Given request -
Read the listing and extract each line that includes the word "משולש".

Working data -
## begin
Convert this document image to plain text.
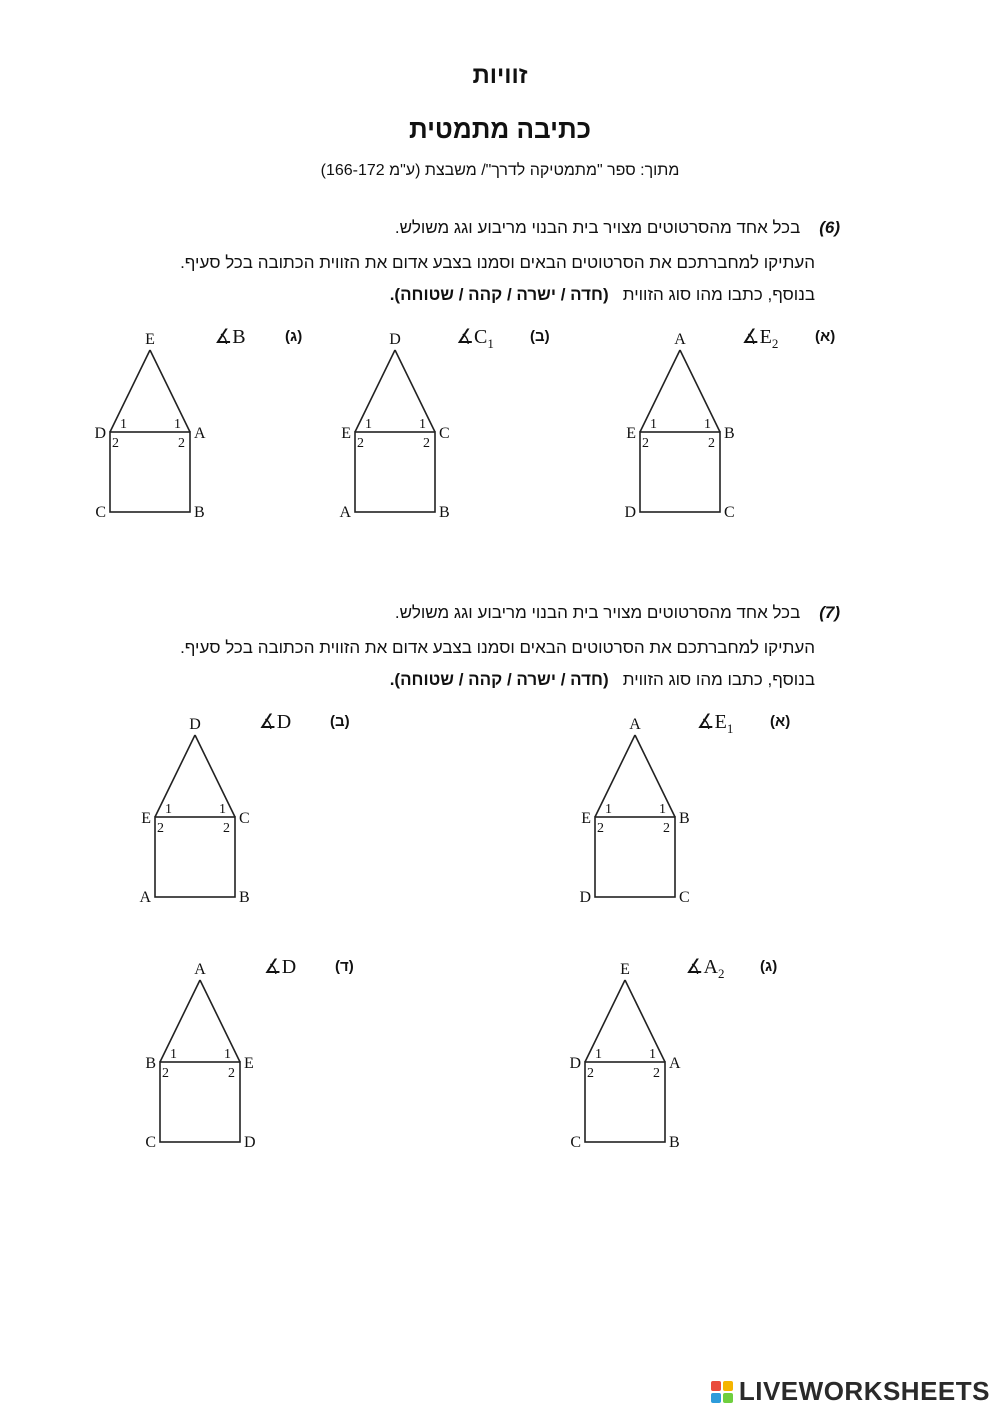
זוויות
כתיבה מתמטית
מתוך: ספר "מתמטיקה לדרך"/ משבצת (ע"מ 166-172)
(6)    בכל אחד מהסרטוטים מצויר בית הבנוי מריבוע וגג משולש.
העתיקו למחברתכם את הסרטוטים הבאים וסמנו בצבע אדום את הזווית הכתובה בכל סעיף.
בנוסף, כתבו מהו סוג הזווית   (חדה / ישרה / קהה / שטוחה).
(7)    בכל אחד מהסרטוטים מצויר בית הבנוי מריבוע וגג משולש.
העתיקו למחברתכם את הסרטוטים הבאים וסמנו בצבע אדום את הזווית הכתובה בכל סעיף.
בנוסף, כתבו מהו סוג הזווית   (חדה / ישרה / קהה / שטוחה).
A
E	B
D	C
1	1
2	2
(א)
$∡E_2$
D
E	C
A	B
1	1
2	2
(ב)
$∡C_1$
E
D	A
C	B
1	1
2	2
(ג)
∡B
A
E	B
D	C
1	1
2	2
(א)
$∡E_1$
D
E	C
A	B
1	1
2	2
(ב)
∡D
E
D	A
C	B
1	1
2	2
(ג)
$∡A_2$
A
B	E
C	D
1	1
2	2
(ד)
∡D
LIVEWORKSHEETS
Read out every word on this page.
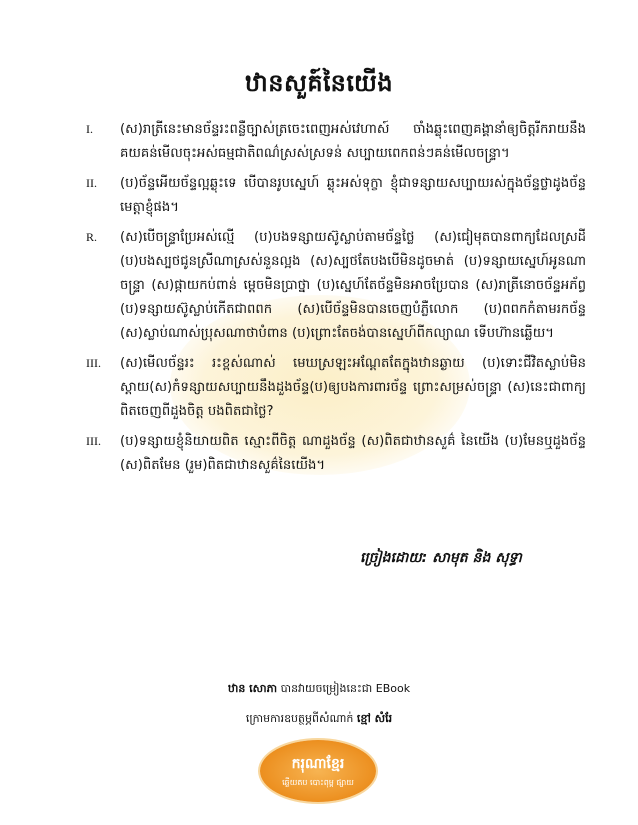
ឋានសួគ៍នៃយើង
I.	(ស)រាត្រីនេះមានច័ន្ទរះពន្លឺច្បាស់ត្រចេះពេញអស់វេហាស៍ ចាំងឆ្លុះពេញគង្គានាំឲ្យចិត្តរីករាយនឹងគយគន់មើលចុះអស់ធម្មជាតិពណ៌ស្រស់ស្រទន់ សប្បាយពេកពន់ៗគន់មើលចន្ទ្រា។
II.	(ប)ច័ន្ទអើយច័ន្ទល្អឆ្ងុះទេ បើបានរូបស្នេហ៍ ឆ្ងុះអស់ទុក្ខា ខ្ញុំជាទន្សាយសប្បាយរស់ក្នុងច័ន្ទថ្លាដូងច័ន្ទមេត្តាខ្ញុំផង។
R.	(ស)បើចន្ទ្រាប្រែអស់ល្មើ (ប)បងទន្សាយស៊ូស្លាប់តាមច័ន្ទថ្លៃ (ស)ជៀមុតបានពាក្យដែលស្រដី (ប)បងស្បថជូនស្រីណាស្រស់នួនល្អង (ស)ស្បថតែបងបើមិនដូចមាត់ (ប)ទន្សាយស្នេហ៍អូនណាចន្ទ្រា (ស)ផ្កាយកប់ពាន់ ម្ដេចមិនប្រាថ្នា (ប)ស្នេហ៍តែច័ន្ទមិនអាចប្រែបាន (ស)រាត្រីនោចច័ន្ទអភ័ព្វ (ប)ទន្សាយស៊ូស្លាប់កើតជាពពក (ស)បើច័ន្ទមិនបានចេញបំភ្លឺលោក (ប)ពពកកំតាមរកច័ន្ទ (ស)ស្លាប់ណាស់ប្រុសណាថាបំពាន (ប)ព្រោះតែចង់បានស្នេហ៍ពីកល្យាណ ទើបហ៊ានឆ្លើយ។
III.	(ស)មើលច័ន្ទរះ រះខ្ពស់ណាស់ មេឃស្រឡះអណ្តែតតែក្នុងឋានឆ្ងាយ (ប)ទោះជីវិតស្លាប់មិនស្តាយ(ស)កំទន្សាយសប្បាយនឹងដួងច័ន្ទ(ប)ឲ្យបងការពារច័ន្ទ ព្រោះសម្រស់ចន្ទ្រា (ស)នេះជាពាក្យពិតចេញពីដួងចិត្ត បងពិតជាថ្លៃ?
III.	(ប)ទន្សាយខ្ញុំនិយាយពិត ស្មោះពីចិត្ត ណាដួងច័ន្ទ (ស)ពិតជាឋានសួគ៌ នៃយើង (ប)មែនឬដួងច័ន្ទ (ស)ពិតមែន (រួម)ពិតជាឋានសួគ៌នៃយើង។
ច្រៀងដោយ: សាមុត និង សុទ្ធា
ឋាន សោភា បានវាយចម្រៀងនេះជា EBook
ក្រោមការឧបត្ថម្ភពីសំណាក់ ខ្មៅ សំរែ
ករុណាខ្មែរ
ឆ្លើយតប បោះពុម្ព ផ្សាយ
## end
Answer to the task -
(6)    בכל אחד מהסרטוטים מצויר בית הבנוי מריבוע וגג משולש.
(7)    בכל אחד מהסרטוטים מצויר בית הבנוי מריבוע וגג משולש.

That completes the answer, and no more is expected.